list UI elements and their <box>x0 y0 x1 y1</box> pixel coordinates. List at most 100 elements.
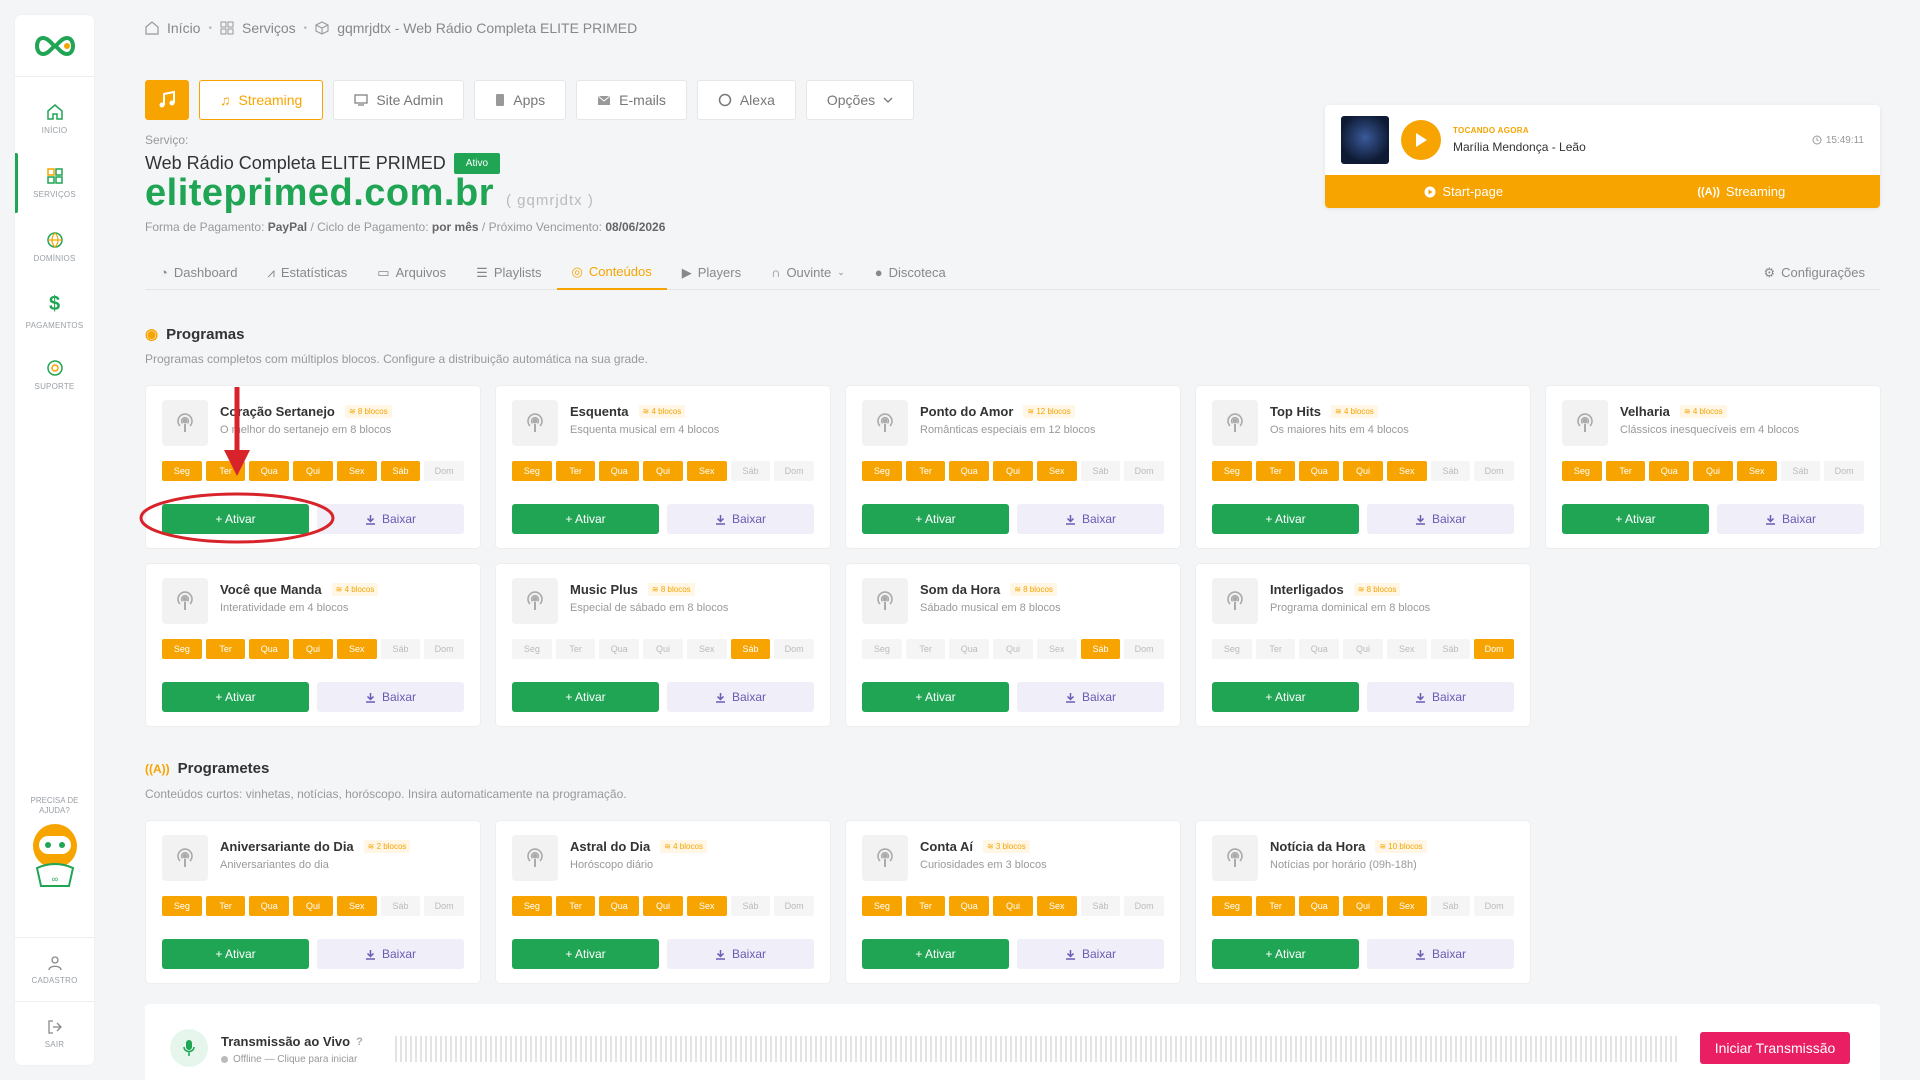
day-toggle[interactable]: Qui <box>293 639 333 659</box>
day-toggle[interactable]: Qua <box>1649 461 1690 481</box>
day-toggle[interactable]: Sáb <box>730 639 771 659</box>
day-toggle[interactable]: Seg <box>1212 461 1252 481</box>
baixar-button[interactable]: Baixar <box>667 939 814 969</box>
tab-site-admin[interactable]: Site Admin <box>333 80 465 120</box>
day-toggle[interactable]: Seg <box>512 461 552 481</box>
baixar-button[interactable]: Baixar <box>1367 504 1514 534</box>
ativar-button[interactable]: + Ativar <box>512 939 659 969</box>
day-toggle[interactable]: Dom <box>774 896 815 916</box>
tab-arquivos[interactable]: ▭ Arquivos <box>362 255 461 290</box>
day-toggle[interactable]: Seg <box>862 461 902 481</box>
day-toggle[interactable]: Qua <box>599 896 640 916</box>
day-toggle[interactable]: Qua <box>949 639 990 659</box>
day-toggle[interactable]: Qua <box>599 461 640 481</box>
day-toggle[interactable]: Qua <box>1299 896 1340 916</box>
tab-estatisticas[interactable]: ⩘ Estatísticas <box>252 255 362 290</box>
day-toggle[interactable]: Ter <box>1255 639 1296 659</box>
day-toggle[interactable]: Seg <box>162 639 202 659</box>
baixar-button[interactable]: Baixar <box>1367 939 1514 969</box>
day-toggle[interactable]: Dom <box>424 461 465 481</box>
day-toggle[interactable]: Sex <box>1386 896 1427 916</box>
day-toggle[interactable]: Sáb <box>1080 896 1121 916</box>
tab-apps[interactable]: Apps <box>474 80 567 120</box>
day-toggle[interactable]: Dom <box>424 639 465 659</box>
day-toggle[interactable]: Seg <box>162 461 202 481</box>
tab-configuracoes[interactable]: ⚙ Configurações <box>1749 255 1880 290</box>
tab-streaming[interactable]: ♫ Streaming <box>199 80 324 120</box>
day-toggle[interactable]: Dom <box>1474 896 1515 916</box>
day-toggle[interactable]: Sáb <box>1780 461 1821 481</box>
tab-ouvinte[interactable]: ∩ Ouvinte ⌄ <box>756 255 860 290</box>
day-toggle[interactable]: Sex <box>1386 461 1427 481</box>
day-toggle[interactable]: Qui <box>643 639 683 659</box>
day-toggle[interactable]: Qua <box>249 896 290 916</box>
day-toggle[interactable]: Ter <box>1605 461 1646 481</box>
tab-playlists[interactable]: ☰ Playlists <box>461 255 556 290</box>
help-widget[interactable]: PRECISA DE AJUDA? ∞ <box>15 796 94 895</box>
day-toggle[interactable]: Sáb <box>1080 461 1121 481</box>
day-toggle[interactable]: Qui <box>1343 896 1383 916</box>
logo[interactable] <box>15 15 94 77</box>
day-toggle[interactable]: Dom <box>1124 639 1165 659</box>
ativar-button[interactable]: + Ativar <box>1212 682 1359 712</box>
baixar-button[interactable]: Baixar <box>1017 939 1164 969</box>
day-toggle[interactable]: Sex <box>1036 639 1077 659</box>
tab-dashboard[interactable]: ◔ Dashboard <box>145 255 252 290</box>
day-toggle[interactable]: Dom <box>774 461 815 481</box>
baixar-button[interactable]: Baixar <box>317 682 464 712</box>
day-toggle[interactable]: Qua <box>1299 461 1340 481</box>
tab-alexa[interactable]: Alexa <box>696 80 796 120</box>
day-toggle[interactable]: Qui <box>1343 461 1383 481</box>
baixar-button[interactable]: Baixar <box>317 939 464 969</box>
day-toggle[interactable]: Ter <box>905 639 946 659</box>
day-toggle[interactable]: Dom <box>1474 461 1515 481</box>
day-toggle[interactable]: Sex <box>336 639 377 659</box>
day-toggle[interactable]: Seg <box>512 639 552 659</box>
day-toggle[interactable]: Seg <box>862 639 902 659</box>
day-toggle[interactable]: Sex <box>686 461 727 481</box>
day-toggle[interactable]: Sáb <box>1080 639 1121 659</box>
music-tab-button[interactable] <box>145 80 189 120</box>
day-toggle[interactable]: Sáb <box>730 896 771 916</box>
sidebar-item-cadastro[interactable]: CADASTRO <box>15 937 94 1001</box>
ativar-button[interactable]: + Ativar <box>862 504 1009 534</box>
baixar-button[interactable]: Baixar <box>1367 682 1514 712</box>
ativar-button[interactable]: + Ativar <box>162 682 309 712</box>
day-toggle[interactable]: Qui <box>293 461 333 481</box>
ativar-button[interactable]: + Ativar <box>162 939 309 969</box>
day-toggle[interactable]: Sex <box>1036 461 1077 481</box>
day-toggle[interactable]: Seg <box>1212 896 1252 916</box>
sidebar-item-suporte[interactable]: SUPORTE <box>15 343 94 407</box>
day-toggle[interactable]: Sáb <box>380 639 421 659</box>
day-toggle[interactable]: Qua <box>949 896 990 916</box>
day-toggle[interactable]: Seg <box>512 896 552 916</box>
tab-players[interactable]: ▶ Players <box>667 255 756 290</box>
tab-opcoes[interactable]: Opções <box>805 80 915 120</box>
baixar-button[interactable]: Baixar <box>1017 504 1164 534</box>
day-toggle[interactable]: Dom <box>1124 461 1165 481</box>
day-toggle[interactable]: Dom <box>1474 639 1515 659</box>
baixar-button[interactable]: Baixar <box>317 504 464 534</box>
help-circle-icon[interactable]: ? <box>356 1036 363 1048</box>
day-toggle[interactable]: Sex <box>1736 461 1777 481</box>
day-toggle[interactable]: Dom <box>1824 461 1865 481</box>
start-transmission-button[interactable]: Iniciar Transmissão <box>1700 1032 1850 1064</box>
day-toggle[interactable]: Sáb <box>380 896 421 916</box>
day-toggle[interactable]: Ter <box>205 896 246 916</box>
day-toggle[interactable]: Sex <box>336 461 377 481</box>
day-toggle[interactable]: Seg <box>862 896 902 916</box>
baixar-button[interactable]: Baixar <box>667 682 814 712</box>
day-toggle[interactable]: Qui <box>293 896 333 916</box>
streaming-button[interactable]: ((A)) Streaming <box>1603 175 1881 208</box>
day-toggle[interactable]: Sex <box>1386 639 1427 659</box>
ativar-button[interactable]: + Ativar <box>162 504 309 534</box>
tab-conteudos[interactable]: ◎ Conteúdos <box>556 255 667 290</box>
ativar-button[interactable]: + Ativar <box>862 939 1009 969</box>
breadcrumb-inicio[interactable]: Início <box>167 20 200 36</box>
day-toggle[interactable]: Qua <box>1299 639 1340 659</box>
day-toggle[interactable]: Qui <box>1343 639 1383 659</box>
day-toggle[interactable]: Sex <box>336 896 377 916</box>
play-button[interactable] <box>1401 120 1441 160</box>
ativar-button[interactable]: + Ativar <box>512 504 659 534</box>
day-toggle[interactable]: Qua <box>249 639 290 659</box>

▸ What you should do:
Rewrite the records from the line with "day-toggle[interactable]: Qui <box>293 639" to the line with "day-toggle[interactable]: Dom <box>1474 896", changing every "day-toggle" to "weekday-toggle" and leaving everything else as it is. Return only those lines.

▸ Output for this exercise:
weekday-toggle[interactable]: Qui <box>293 639 333 659</box>
weekday-toggle[interactable]: Qua <box>1649 461 1690 481</box>
weekday-toggle[interactable]: Sáb <box>730 639 771 659</box>
weekday-toggle[interactable]: Seg <box>1212 461 1252 481</box>
baixar-button[interactable]: Baixar <box>667 939 814 969</box>
tab-site-admin[interactable]: Site Admin <box>333 80 465 120</box>
weekday-toggle[interactable]: Seg <box>512 461 552 481</box>
baixar-button[interactable]: Baixar <box>1367 504 1514 534</box>
ativar-button[interactable]: + Ativar <box>512 939 659 969</box>
weekday-toggle[interactable]: Dom <box>774 896 815 916</box>
tab-arquivos[interactable]: ▭ Arquivos <box>362 255 461 290</box>
weekday-toggle[interactable]: Seg <box>862 461 902 481</box>
weekday-toggle[interactable]: Qua <box>599 896 640 916</box>
weekday-toggle[interactable]: Qua <box>949 639 990 659</box>
weekday-toggle[interactable]: Qua <box>599 461 640 481</box>
weekday-toggle[interactable]: Qua <box>1299 896 1340 916</box>
tab-estatisticas[interactable]: ⩘ Estatísticas <box>252 255 362 290</box>
weekday-toggle[interactable]: Ter <box>1255 639 1296 659</box>
weekday-toggle[interactable]: Seg <box>162 639 202 659</box>
baixar-button[interactable]: Baixar <box>1367 939 1514 969</box>
weekday-toggle[interactable]: Dom <box>424 461 465 481</box>
weekday-toggle[interactable]: Sex <box>1386 896 1427 916</box>
weekday-toggle[interactable]: Sáb <box>1080 896 1121 916</box>
tab-apps[interactable]: Apps <box>474 80 567 120</box>
weekday-toggle[interactable]: Dom <box>424 639 465 659</box>
weekday-toggle[interactable]: Seg <box>162 461 202 481</box>
tab-configuracoes[interactable]: ⚙ Configurações <box>1749 255 1880 290</box>
tab-streaming[interactable]: ♫ Streaming <box>199 80 324 120</box>
weekday-toggle[interactable]: Dom <box>1474 896 1515 916</box>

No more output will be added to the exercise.